*Task*:
Retype the listing that follows, word for word.

*Data for the task*:
------------------------------------------------

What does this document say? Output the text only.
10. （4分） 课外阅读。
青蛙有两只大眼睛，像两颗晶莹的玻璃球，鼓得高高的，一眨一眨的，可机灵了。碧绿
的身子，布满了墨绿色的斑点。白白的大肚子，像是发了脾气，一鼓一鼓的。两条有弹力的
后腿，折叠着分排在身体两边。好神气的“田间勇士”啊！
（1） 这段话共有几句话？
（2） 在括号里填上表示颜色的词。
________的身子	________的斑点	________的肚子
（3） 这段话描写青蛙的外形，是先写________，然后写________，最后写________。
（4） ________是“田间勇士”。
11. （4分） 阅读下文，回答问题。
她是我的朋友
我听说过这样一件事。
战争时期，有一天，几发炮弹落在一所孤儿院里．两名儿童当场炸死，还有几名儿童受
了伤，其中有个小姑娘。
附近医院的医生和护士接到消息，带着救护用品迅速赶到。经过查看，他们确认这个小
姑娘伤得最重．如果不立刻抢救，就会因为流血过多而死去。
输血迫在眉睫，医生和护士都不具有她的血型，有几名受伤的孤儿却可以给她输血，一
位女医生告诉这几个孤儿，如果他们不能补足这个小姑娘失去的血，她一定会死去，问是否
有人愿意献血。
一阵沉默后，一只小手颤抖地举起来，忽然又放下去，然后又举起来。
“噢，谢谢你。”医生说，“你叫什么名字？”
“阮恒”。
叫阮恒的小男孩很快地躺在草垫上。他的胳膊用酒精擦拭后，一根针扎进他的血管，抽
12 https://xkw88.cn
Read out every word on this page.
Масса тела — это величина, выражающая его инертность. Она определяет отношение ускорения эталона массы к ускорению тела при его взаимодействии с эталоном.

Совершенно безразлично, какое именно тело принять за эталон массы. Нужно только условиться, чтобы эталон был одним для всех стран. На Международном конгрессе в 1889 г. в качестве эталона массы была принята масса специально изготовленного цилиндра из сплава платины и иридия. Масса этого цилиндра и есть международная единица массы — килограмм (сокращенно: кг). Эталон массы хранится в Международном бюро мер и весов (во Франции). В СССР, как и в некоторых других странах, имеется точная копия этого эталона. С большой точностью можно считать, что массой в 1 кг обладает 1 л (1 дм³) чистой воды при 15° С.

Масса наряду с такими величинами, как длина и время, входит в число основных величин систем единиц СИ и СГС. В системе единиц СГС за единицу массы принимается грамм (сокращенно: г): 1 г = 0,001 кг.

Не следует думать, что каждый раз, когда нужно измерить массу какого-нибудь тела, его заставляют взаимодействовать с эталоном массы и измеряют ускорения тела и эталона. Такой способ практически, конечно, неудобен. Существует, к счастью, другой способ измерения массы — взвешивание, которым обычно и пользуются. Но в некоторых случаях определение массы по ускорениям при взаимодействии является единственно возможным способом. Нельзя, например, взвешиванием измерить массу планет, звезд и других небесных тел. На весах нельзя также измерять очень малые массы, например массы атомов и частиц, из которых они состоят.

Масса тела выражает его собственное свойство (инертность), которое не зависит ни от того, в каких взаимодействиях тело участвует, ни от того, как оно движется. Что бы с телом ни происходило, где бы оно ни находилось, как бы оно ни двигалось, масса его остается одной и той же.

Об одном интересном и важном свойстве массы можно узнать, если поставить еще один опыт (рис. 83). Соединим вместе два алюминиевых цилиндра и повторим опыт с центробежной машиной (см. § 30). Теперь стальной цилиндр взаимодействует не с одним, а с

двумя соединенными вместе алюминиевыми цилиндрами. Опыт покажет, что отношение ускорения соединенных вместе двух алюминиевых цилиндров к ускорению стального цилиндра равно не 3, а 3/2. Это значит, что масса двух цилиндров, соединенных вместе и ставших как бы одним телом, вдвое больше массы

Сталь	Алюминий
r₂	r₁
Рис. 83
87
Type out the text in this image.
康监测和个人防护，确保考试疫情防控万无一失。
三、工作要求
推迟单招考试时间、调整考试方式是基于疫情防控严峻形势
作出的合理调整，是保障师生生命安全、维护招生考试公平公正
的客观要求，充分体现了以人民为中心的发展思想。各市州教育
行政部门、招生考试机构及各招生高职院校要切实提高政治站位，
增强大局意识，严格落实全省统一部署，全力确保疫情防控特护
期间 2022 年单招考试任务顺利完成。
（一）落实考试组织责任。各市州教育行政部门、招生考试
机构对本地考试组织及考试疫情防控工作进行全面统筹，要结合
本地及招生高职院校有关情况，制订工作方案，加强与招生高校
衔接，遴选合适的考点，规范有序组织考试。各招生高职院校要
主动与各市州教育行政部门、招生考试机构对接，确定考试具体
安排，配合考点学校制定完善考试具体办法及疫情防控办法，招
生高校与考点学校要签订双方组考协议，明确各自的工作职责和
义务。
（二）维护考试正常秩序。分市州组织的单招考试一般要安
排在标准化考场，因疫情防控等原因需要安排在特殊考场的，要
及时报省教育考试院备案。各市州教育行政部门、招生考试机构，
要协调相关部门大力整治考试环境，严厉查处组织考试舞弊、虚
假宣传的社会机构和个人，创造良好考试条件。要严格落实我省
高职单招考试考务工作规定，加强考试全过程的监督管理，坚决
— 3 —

------------------------------------------------

*Complete answer*:
What does this document say? Output the text only.
10. （4分） 课外阅读。
青蛙有两只大眼睛，像两颗晶莹的玻璃球，鼓得高高的，一眨一眨的，可机灵了。碧绿
的身子，布满了墨绿色的斑点。白白的大肚子，像是发了脾气，一鼓一鼓的。两条有弹力的
后腿，折叠着分排在身体两边。好神气的“田间勇士”啊！
（1） 这段话共有几句话？
（2） 在括号里填上表示颜色的词。
________的身子	________的斑点	________的肚子
（3） 这段话描写青蛙的外形，是先写________，然后写________，最后写________。
（4） ________是“田间勇士”。
11. （4分） 阅读下文，回答问题。
她是我的朋友
我听说过这样一件事。
战争时期，有一天，几发炮弹落在一所孤儿院里．两名儿童当场炸死，还有几名儿童受
了伤，其中有个小姑娘。
附近医院的医生和护士接到消息，带着救护用品迅速赶到。经过查看，他们确认这个小
姑娘伤得最重．如果不立刻抢救，就会因为流血过多而死去。
输血迫在眉睫，医生和护士都不具有她的血型，有几名受伤的孤儿却可以给她输血，一
位女医生告诉这几个孤儿，如果他们不能补足这个小姑娘失去的血，她一定会死去，问是否
有人愿意献血。
一阵沉默后，一只小手颤抖地举起来，忽然又放下去，然后又举起来。
“噢，谢谢你。”医生说，“你叫什么名字？”
“阮恒”。
叫阮恒的小男孩很快地躺在草垫上。他的胳膊用酒精擦拭后，一根针扎进他的血管，抽
12 https://xkw88.cn
Read out every word on this page.
Масса тела — это величина, выражающая его инертность. Она определяет отношение ускорения эталона массы к ускорению тела при его взаимодействии с эталоном.

Совершенно безразлично, какое именно тело принять за эталон массы. Нужно только условиться, чтобы эталон был одним для всех стран. На Международном конгрессе в 1889 г. в качестве эталона массы была принята масса специально изготовленного цилиндра из сплава платины и иридия. Масса этого цилиндра и есть международная единица массы — килограмм (сокращенно: кг). Эталон массы хранится в Международном бюро мер и весов (во Франции). В СССР, как и в некоторых других странах, имеется точная копия этого эталона. С большой точностью можно считать, что массой в 1 кг обладает 1 л (1 дм³) чистой воды при 15° С.

Масса наряду с такими величинами, как длина и время, входит в число основных величин систем единиц СИ и СГС. В системе единиц СГС за единицу массы принимается грамм (сокращенно: г): 1 г = 0,001 кг.

Не следует думать, что каждый раз, когда нужно измерить массу какого-нибудь тела, его заставляют взаимодействовать с эталоном массы и измеряют ускорения тела и эталона. Такой способ практически, конечно, неудобен. Существует, к счастью, другой способ измерения массы — взвешивание, которым обычно и пользуются. Но в некоторых случаях определение массы по ускорениям при взаимодействии является единственно возможным способом. Нельзя, например, взвешиванием измерить массу планет, звезд и других небесных тел. На весах нельзя также измерять очень малые массы, например массы атомов и частиц, из которых они состоят.

Масса тела выражает его собственное свойство (инертность), которое не зависит ни от того, в каких взаимодействиях тело участвует, ни от того, как оно движется. Что бы с телом ни происходило, где бы оно ни находилось, как бы оно ни двигалось, масса его остается одной и той же.

Об одном интересном и важном свойстве массы можно узнать, если поставить еще один опыт (рис. 83). Соединим вместе два алюминиевых цилиндра и повторим опыт с центробежной машиной (см. § 30). Теперь стальной цилиндр взаимодействует не с одним, а с

двумя соединенными вместе алюминиевыми цилиндрами. Опыт покажет, что отношение ускорения соединенных вместе двух алюминиевых цилиндров к ускорению стального цилиндра равно не 3, а 3/2. Это значит, что масса двух цилиндров, соединенных вместе и ставших как бы одним телом, вдвое больше массы

Сталь	Алюминий
r₂	r₁
Рис. 83
87
Type out the text in this image.
康监测和个人防护，确保考试疫情防控万无一失。
三、工作要求
推迟单招考试时间、调整考试方式是基于疫情防控严峻形势
作出的合理调整，是保障师生生命安全、维护招生考试公平公正
的客观要求，充分体现了以人民为中心的发展思想。各市州教育
行政部门、招生考试机构及各招生高职院校要切实提高政治站位，
增强大局意识，严格落实全省统一部署，全力确保疫情防控特护
期间 2022 年单招考试任务顺利完成。
（一）落实考试组织责任。各市州教育行政部门、招生考试
机构对本地考试组织及考试疫情防控工作进行全面统筹，要结合
本地及招生高职院校有关情况，制订工作方案，加强与招生高校
衔接，遴选合适的考点，规范有序组织考试。各招生高职院校要
主动与各市州教育行政部门、招生考试机构对接，确定考试具体
安排，配合考点学校制定完善考试具体办法及疫情防控办法，招
生高校与考点学校要签订双方组考协议，明确各自的工作职责和
义务。
（二）维护考试正常秩序。分市州组织的单招考试一般要安
排在标准化考场，因疫情防控等原因需要安排在特殊考场的，要
及时报省教育考试院备案。各市州教育行政部门、招生考试机构，
要协调相关部门大力整治考试环境，严厉查处组织考试舞弊、虚
假宣传的社会机构和个人，创造良好考试条件。要严格落实我省
高职单招考试考务工作规定，加强考试全过程的监督管理，坚决
— 3 —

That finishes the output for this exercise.